Your goal: Answer with a single number: how many lines in the listing below include "Decidir"?
** START OF Task material **
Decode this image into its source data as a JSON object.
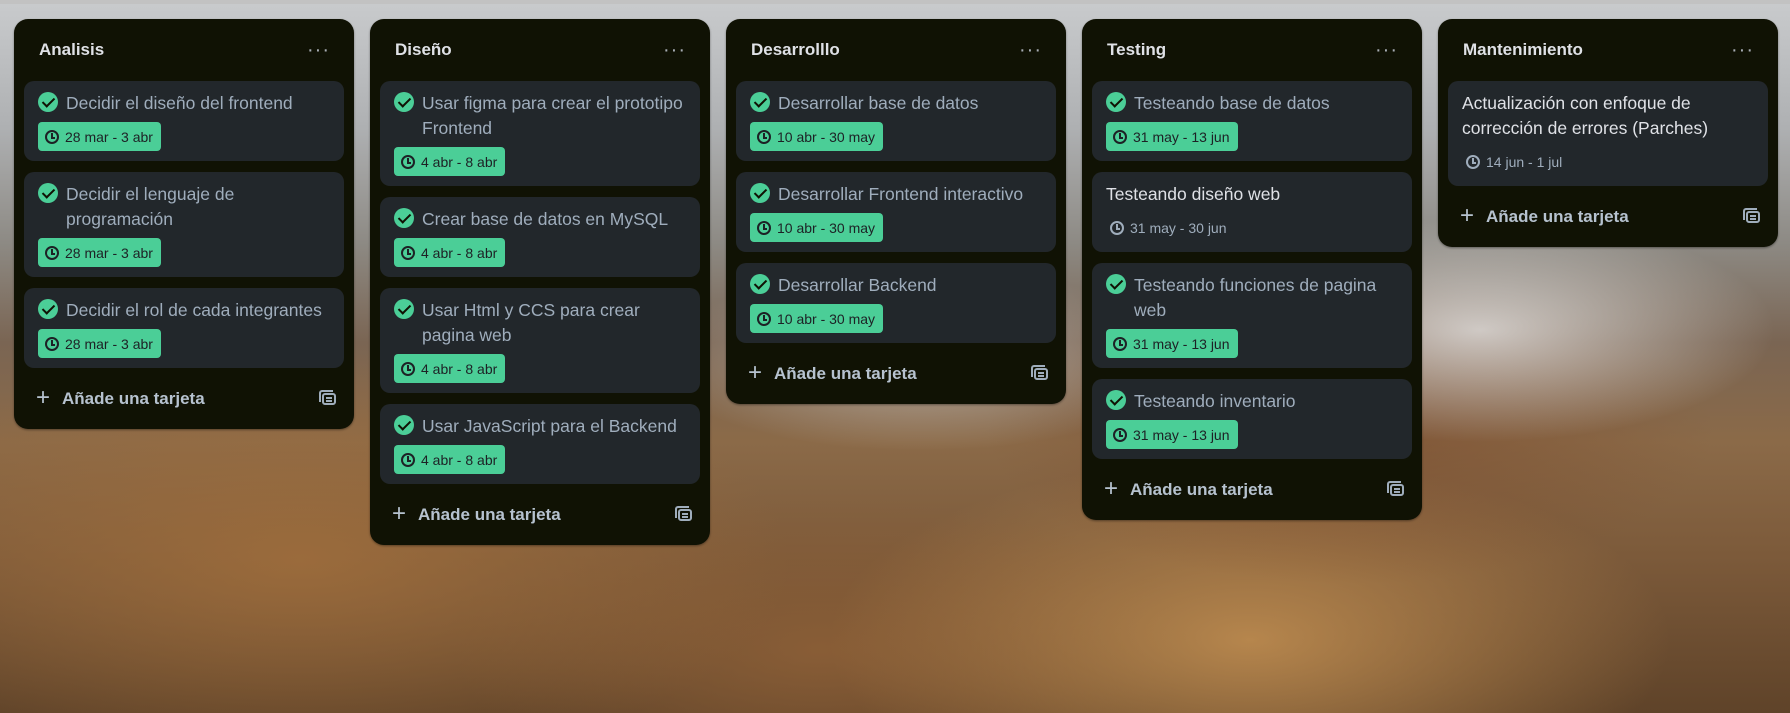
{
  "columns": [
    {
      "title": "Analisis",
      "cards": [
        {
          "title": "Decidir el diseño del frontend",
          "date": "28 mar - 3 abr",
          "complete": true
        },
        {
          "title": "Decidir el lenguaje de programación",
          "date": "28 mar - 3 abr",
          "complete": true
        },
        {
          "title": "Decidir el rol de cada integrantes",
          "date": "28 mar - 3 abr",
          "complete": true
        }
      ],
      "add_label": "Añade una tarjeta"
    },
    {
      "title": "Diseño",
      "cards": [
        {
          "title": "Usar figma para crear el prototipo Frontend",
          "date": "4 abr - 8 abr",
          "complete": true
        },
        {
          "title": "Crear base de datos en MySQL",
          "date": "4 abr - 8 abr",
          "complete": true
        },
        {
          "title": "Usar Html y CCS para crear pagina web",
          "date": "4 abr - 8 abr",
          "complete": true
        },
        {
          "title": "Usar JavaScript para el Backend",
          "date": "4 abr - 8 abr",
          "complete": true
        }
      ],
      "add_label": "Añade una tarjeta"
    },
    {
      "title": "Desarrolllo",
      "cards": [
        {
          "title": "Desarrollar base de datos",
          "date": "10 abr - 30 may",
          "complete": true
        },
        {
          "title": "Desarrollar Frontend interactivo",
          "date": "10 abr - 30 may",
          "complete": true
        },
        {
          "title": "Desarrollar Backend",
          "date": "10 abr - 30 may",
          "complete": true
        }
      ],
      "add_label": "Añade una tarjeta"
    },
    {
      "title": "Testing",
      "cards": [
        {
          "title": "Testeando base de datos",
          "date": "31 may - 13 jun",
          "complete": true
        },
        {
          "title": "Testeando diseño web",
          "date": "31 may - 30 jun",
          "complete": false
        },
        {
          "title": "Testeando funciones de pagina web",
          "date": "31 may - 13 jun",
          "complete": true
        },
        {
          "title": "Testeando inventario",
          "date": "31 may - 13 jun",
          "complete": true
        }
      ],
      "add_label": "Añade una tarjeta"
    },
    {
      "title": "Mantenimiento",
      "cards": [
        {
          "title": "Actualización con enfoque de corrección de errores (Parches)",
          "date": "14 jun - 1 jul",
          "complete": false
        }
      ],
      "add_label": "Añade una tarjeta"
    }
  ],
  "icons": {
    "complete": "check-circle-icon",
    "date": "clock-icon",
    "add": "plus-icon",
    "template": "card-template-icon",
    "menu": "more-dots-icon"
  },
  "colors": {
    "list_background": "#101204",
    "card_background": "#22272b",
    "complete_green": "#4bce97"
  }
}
** END OF Task material **
** START OF Task material **
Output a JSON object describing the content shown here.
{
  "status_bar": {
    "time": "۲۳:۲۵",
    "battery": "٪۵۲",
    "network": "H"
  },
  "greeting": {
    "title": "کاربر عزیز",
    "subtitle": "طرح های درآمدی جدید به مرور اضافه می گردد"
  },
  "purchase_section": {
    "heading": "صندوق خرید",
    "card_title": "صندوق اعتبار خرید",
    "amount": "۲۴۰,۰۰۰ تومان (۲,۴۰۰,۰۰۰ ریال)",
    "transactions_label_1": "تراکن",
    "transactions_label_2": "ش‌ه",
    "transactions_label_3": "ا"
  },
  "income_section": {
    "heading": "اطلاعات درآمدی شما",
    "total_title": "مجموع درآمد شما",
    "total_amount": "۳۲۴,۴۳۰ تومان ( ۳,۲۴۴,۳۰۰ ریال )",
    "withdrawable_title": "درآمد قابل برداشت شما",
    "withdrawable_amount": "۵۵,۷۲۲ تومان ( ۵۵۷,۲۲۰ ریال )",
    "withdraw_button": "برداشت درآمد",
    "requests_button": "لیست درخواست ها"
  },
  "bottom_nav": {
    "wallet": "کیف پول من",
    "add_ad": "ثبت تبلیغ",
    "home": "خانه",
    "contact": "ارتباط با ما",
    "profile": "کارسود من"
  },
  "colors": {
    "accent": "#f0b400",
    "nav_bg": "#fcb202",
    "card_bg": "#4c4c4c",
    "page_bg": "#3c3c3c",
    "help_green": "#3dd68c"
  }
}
** END OF Task material **
Response to this exercise: 3